§ What you need to do
Everything in the listing except the pictures should be written out exactly.

§ Data for this task

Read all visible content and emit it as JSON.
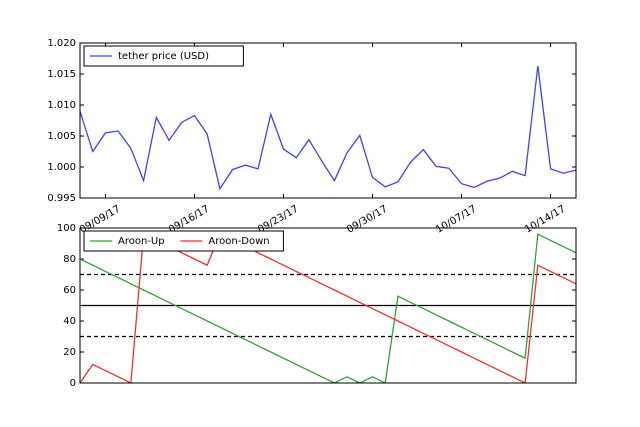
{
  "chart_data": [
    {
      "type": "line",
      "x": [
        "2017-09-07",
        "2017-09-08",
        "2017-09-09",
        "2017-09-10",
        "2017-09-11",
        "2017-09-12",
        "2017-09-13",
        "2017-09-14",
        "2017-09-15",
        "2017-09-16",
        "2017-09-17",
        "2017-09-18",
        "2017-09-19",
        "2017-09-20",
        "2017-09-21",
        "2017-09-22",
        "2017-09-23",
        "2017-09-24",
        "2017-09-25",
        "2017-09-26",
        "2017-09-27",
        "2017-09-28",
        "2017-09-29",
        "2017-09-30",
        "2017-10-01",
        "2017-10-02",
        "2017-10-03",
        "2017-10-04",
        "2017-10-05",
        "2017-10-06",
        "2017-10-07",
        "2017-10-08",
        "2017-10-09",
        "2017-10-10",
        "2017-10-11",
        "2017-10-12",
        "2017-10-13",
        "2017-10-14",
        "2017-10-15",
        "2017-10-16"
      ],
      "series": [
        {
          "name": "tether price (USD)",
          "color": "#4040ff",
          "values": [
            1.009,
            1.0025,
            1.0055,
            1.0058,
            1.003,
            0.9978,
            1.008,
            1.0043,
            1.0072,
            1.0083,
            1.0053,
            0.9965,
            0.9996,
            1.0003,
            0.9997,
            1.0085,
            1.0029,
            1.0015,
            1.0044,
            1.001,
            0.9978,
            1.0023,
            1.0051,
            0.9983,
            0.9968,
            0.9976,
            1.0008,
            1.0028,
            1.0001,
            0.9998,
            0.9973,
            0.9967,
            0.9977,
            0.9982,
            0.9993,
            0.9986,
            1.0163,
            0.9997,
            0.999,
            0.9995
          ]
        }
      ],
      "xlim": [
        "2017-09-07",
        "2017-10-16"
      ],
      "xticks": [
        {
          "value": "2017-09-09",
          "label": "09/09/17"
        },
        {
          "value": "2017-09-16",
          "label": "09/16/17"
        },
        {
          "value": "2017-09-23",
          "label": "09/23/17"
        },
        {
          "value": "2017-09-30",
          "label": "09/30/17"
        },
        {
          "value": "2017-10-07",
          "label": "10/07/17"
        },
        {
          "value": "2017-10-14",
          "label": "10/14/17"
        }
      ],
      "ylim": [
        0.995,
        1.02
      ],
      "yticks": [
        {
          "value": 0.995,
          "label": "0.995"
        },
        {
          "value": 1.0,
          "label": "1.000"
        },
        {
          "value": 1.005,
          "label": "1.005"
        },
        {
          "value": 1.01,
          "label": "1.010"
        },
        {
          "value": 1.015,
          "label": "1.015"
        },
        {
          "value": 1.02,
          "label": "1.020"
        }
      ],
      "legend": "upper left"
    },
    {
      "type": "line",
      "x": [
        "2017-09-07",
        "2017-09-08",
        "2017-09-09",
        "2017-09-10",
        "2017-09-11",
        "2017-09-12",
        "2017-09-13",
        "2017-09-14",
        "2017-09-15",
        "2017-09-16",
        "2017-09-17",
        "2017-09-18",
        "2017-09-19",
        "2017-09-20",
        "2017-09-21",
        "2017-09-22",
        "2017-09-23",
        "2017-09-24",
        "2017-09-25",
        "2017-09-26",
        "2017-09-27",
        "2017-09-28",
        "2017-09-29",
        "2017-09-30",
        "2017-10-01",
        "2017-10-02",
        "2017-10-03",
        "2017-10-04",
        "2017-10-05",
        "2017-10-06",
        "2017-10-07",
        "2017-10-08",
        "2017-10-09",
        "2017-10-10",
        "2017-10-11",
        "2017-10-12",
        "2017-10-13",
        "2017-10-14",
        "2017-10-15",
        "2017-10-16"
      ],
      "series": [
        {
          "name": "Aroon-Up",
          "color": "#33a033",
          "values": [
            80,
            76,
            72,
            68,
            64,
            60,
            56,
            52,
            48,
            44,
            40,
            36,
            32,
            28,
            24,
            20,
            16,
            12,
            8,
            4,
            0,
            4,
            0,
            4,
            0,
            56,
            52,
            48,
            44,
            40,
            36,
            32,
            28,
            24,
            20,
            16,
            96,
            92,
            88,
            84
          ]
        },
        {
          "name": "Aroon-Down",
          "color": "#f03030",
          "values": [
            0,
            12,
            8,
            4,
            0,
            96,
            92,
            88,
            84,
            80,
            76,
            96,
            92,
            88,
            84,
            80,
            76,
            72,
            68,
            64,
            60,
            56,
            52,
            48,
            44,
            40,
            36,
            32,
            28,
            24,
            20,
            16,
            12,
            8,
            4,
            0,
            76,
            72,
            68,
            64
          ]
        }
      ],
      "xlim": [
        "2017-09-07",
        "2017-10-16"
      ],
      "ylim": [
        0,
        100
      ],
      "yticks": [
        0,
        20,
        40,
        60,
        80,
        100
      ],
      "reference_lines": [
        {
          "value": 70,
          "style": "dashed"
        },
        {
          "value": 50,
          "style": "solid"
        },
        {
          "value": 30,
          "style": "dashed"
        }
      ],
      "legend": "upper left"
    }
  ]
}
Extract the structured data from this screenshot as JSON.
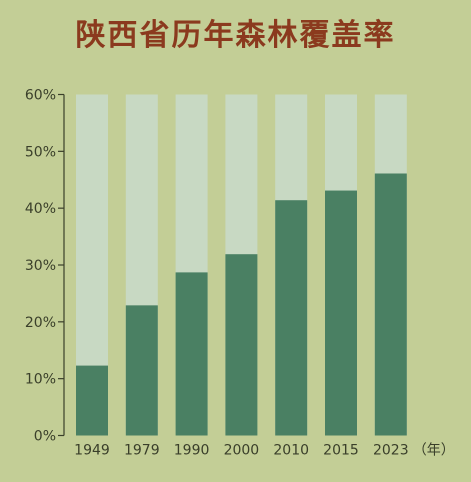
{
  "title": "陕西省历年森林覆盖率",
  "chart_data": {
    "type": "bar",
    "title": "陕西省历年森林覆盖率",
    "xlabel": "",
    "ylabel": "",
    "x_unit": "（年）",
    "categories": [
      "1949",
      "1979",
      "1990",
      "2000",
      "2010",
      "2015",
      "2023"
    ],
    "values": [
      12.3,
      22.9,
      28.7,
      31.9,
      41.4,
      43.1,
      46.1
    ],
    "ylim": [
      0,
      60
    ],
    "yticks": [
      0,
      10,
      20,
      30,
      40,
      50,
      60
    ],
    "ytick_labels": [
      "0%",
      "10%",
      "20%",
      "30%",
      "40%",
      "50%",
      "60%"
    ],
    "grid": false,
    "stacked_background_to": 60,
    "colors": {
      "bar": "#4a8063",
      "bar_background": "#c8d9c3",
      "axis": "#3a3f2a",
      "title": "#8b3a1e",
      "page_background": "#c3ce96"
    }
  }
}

§ Result of the task
Read all visible content and emit it as JSON.
{
  "chart_data": [
    {
      "type": "line",
      "x": [
        "2017-09-07",
        "2017-09-08",
        "2017-09-09",
        "2017-09-10",
        "2017-09-11",
        "2017-09-12",
        "2017-09-13",
        "2017-09-14",
        "2017-09-15",
        "2017-09-16",
        "2017-09-17",
        "2017-09-18",
        "2017-09-19",
        "2017-09-20",
        "2017-09-21",
        "2017-09-22",
        "2017-09-23",
        "2017-09-24",
        "2017-09-25",
        "2017-09-26",
        "2017-09-27",
        "2017-09-28",
        "2017-09-29",
        "2017-09-30",
        "2017-10-01",
        "2017-10-02",
        "2017-10-03",
        "2017-10-04",
        "2017-10-05",
        "2017-10-06",
        "2017-10-07",
        "2017-10-08",
        "2017-10-09",
        "2017-10-10",
        "2017-10-11",
        "2017-10-12",
        "2017-10-13",
        "2017-10-14",
        "2017-10-15",
        "2017-10-16"
      ],
      "series": [
        {
          "name": "tether price (USD)",
          "color": "#4040ff",
          "values": [
            1.009,
            1.0025,
            1.0055,
            1.0058,
            1.003,
            0.9978,
            1.008,
            1.0043,
            1.0072,
            1.0083,
            1.0053,
            0.9965,
            0.9996,
            1.0003,
            0.9997,
            1.0085,
            1.0029,
            1.0015,
            1.0044,
            1.001,
            0.9978,
            1.0023,
            1.0051,
            0.9983,
            0.9968,
            0.9976,
            1.0008,
            1.0028,
            1.0001,
            0.9998,
            0.9973,
            0.9967,
            0.9977,
            0.9982,
            0.9993,
            0.9986,
            1.0163,
            0.9997,
            0.999,
            0.9995
          ]
        }
      ],
      "xlim": [
        "2017-09-07",
        "2017-10-16"
      ],
      "xticks": [
        {
          "value": "2017-09-09",
          "label": "09/09/17"
        },
        {
          "value": "2017-09-16",
          "label": "09/16/17"
        },
        {
          "value": "2017-09-23",
          "label": "09/23/17"
        },
        {
          "value": "2017-09-30",
          "label": "09/30/17"
        },
        {
          "value": "2017-10-07",
          "label": "10/07/17"
        },
        {
          "value": "2017-10-14",
          "label": "10/14/17"
        }
      ],
      "ylim": [
        0.995,
        1.02
      ],
      "yticks": [
        {
          "value": 0.995,
          "label": "0.995"
        },
        {
          "value": 1.0,
          "label": "1.000"
        },
        {
          "value": 1.005,
          "label": "1.005"
        },
        {
          "value": 1.01,
          "label": "1.010"
        },
        {
          "value": 1.015,
          "label": "1.015"
        },
        {
          "value": 1.02,
          "label": "1.020"
        }
      ],
      "legend": "upper left"
    },
    {
      "type": "line",
      "x": [
        "2017-09-07",
        "2017-09-08",
        "2017-09-09",
        "2017-09-10",
        "2017-09-11",
        "2017-09-12",
        "2017-09-13",
        "2017-09-14",
        "2017-09-15",
        "2017-09-16",
        "2017-09-17",
        "2017-09-18",
        "2017-09-19",
        "2017-09-20",
        "2017-09-21",
        "2017-09-22",
        "2017-09-23",
        "2017-09-24",
        "2017-09-25",
        "2017-09-26",
        "2017-09-27",
        "2017-09-28",
        "2017-09-29",
        "2017-09-30",
        "2017-10-01",
        "2017-10-02",
        "2017-10-03",
        "2017-10-04",
        "2017-10-05",
        "2017-10-06",
        "2017-10-07",
        "2017-10-08",
        "2017-10-09",
        "2017-10-10",
        "2017-10-11",
        "2017-10-12",
        "2017-10-13",
        "2017-10-14",
        "2017-10-15",
        "2017-10-16"
      ],
      "series": [
        {
          "name": "Aroon-Up",
          "color": "#33a033",
          "values": [
            80,
            76,
            72,
            68,
            64,
            60,
            56,
            52,
            48,
            44,
            40,
            36,
            32,
            28,
            24,
            20,
            16,
            12,
            8,
            4,
            0,
            4,
            0,
            4,
            0,
            56,
            52,
            48,
            44,
            40,
            36,
            32,
            28,
            24,
            20,
            16,
            96,
            92,
            88,
            84
          ]
        },
        {
          "name": "Aroon-Down",
          "color": "#f03030",
          "values": [
            0,
            12,
            8,
            4,
            0,
            96,
            92,
            88,
            84,
            80,
            76,
            96,
            92,
            88,
            84,
            80,
            76,
            72,
            68,
            64,
            60,
            56,
            52,
            48,
            44,
            40,
            36,
            32,
            28,
            24,
            20,
            16,
            12,
            8,
            4,
            0,
            76,
            72,
            68,
            64
          ]
        }
      ],
      "xlim": [
        "2017-09-07",
        "2017-10-16"
      ],
      "ylim": [
        0,
        100
      ],
      "yticks": [
        0,
        20,
        40,
        60,
        80,
        100
      ],
      "reference_lines": [
        {
          "value": 70,
          "style": "dashed"
        },
        {
          "value": 50,
          "style": "solid"
        },
        {
          "value": 30,
          "style": "dashed"
        }
      ],
      "legend": "upper left"
    }
  ]
}
Extract the structured data from this screenshot as JSON.
{
  "title": "陕西省历年森林覆盖率",
  "chart_data": {
    "type": "bar",
    "title": "陕西省历年森林覆盖率",
    "xlabel": "",
    "ylabel": "",
    "x_unit": "（年）",
    "categories": [
      "1949",
      "1979",
      "1990",
      "2000",
      "2010",
      "2015",
      "2023"
    ],
    "values": [
      12.3,
      22.9,
      28.7,
      31.9,
      41.4,
      43.1,
      46.1
    ],
    "ylim": [
      0,
      60
    ],
    "yticks": [
      0,
      10,
      20,
      30,
      40,
      50,
      60
    ],
    "ytick_labels": [
      "0%",
      "10%",
      "20%",
      "30%",
      "40%",
      "50%",
      "60%"
    ],
    "grid": false,
    "stacked_background_to": 60,
    "colors": {
      "bar": "#4a8063",
      "bar_background": "#c8d9c3",
      "axis": "#3a3f2a",
      "title": "#8b3a1e",
      "page_background": "#c3ce96"
    }
  }
}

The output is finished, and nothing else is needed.